* Aim
Each line that contains the word "JSON" counts once; give the total for the records below and nothing else.

* Data for this exercise
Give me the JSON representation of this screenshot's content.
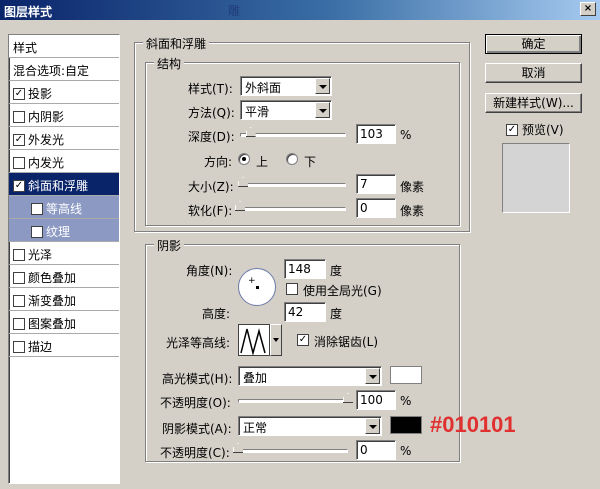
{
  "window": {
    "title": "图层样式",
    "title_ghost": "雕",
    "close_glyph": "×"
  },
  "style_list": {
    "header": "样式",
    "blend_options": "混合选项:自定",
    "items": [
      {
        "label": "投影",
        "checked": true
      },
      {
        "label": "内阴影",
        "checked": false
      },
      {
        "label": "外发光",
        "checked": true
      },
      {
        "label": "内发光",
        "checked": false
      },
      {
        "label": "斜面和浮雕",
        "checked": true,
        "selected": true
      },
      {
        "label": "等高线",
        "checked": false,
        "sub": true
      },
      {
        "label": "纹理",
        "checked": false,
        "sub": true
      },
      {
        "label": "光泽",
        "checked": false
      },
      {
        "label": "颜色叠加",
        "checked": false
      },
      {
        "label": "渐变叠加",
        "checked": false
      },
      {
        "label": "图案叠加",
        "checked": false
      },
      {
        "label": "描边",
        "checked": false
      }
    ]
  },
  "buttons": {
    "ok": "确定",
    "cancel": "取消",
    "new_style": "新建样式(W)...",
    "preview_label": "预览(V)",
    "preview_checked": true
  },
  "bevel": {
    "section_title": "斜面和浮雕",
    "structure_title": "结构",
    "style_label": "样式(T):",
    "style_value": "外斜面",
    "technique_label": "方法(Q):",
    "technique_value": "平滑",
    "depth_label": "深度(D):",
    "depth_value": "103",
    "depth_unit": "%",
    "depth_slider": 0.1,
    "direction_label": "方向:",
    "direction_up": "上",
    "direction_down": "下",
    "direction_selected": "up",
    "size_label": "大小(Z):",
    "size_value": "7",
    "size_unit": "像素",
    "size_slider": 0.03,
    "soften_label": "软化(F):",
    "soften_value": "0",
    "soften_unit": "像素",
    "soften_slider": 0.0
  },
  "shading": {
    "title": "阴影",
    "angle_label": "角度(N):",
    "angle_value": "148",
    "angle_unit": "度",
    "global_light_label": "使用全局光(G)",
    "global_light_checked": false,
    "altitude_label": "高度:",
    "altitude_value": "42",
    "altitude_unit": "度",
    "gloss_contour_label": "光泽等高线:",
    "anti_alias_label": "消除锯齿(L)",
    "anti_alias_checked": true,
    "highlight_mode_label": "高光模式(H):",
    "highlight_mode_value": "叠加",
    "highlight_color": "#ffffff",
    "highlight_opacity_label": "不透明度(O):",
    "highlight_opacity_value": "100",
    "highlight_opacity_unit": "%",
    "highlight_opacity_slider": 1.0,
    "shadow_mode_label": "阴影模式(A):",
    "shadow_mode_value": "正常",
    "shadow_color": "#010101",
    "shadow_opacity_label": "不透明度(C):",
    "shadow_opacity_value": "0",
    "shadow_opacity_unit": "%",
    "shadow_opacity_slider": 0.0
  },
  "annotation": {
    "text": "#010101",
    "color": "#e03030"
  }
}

---

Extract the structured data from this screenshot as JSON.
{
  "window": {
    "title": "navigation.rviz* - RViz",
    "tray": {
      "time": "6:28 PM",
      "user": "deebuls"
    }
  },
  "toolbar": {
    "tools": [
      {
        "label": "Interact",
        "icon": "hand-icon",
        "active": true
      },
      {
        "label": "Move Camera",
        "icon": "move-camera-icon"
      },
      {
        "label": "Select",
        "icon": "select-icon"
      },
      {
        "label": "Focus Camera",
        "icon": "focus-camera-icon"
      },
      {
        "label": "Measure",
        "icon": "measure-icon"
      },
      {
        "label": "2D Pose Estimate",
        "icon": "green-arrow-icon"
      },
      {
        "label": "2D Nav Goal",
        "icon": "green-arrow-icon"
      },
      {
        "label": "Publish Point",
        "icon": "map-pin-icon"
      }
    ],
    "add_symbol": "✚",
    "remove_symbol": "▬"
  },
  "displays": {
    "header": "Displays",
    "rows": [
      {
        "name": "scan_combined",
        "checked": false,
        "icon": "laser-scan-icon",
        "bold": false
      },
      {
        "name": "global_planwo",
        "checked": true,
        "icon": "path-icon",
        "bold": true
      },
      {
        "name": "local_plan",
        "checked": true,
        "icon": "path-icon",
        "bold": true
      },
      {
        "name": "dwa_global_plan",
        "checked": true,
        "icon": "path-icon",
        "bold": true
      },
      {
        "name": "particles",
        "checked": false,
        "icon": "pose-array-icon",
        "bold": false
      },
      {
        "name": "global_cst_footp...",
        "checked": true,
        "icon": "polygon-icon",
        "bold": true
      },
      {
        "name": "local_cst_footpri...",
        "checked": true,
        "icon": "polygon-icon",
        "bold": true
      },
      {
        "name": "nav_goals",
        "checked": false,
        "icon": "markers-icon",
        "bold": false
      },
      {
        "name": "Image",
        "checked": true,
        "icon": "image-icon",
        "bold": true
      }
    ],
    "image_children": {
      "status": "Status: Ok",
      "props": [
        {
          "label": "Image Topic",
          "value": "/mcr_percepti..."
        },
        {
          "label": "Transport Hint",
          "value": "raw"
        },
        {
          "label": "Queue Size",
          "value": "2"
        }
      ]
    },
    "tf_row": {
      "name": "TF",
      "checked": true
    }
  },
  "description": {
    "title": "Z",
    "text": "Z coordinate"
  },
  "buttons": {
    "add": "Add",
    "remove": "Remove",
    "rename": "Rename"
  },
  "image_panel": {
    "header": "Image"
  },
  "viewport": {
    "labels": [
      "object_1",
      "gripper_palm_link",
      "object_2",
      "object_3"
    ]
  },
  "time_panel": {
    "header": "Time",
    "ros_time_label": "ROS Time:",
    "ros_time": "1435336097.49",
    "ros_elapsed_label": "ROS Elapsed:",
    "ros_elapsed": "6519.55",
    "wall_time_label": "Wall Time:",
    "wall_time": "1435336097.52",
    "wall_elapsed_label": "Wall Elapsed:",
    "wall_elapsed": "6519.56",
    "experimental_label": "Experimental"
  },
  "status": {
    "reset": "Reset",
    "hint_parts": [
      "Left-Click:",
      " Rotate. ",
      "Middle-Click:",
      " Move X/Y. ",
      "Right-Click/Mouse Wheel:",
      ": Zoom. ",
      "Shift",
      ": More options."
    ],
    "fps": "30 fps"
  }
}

* Output
2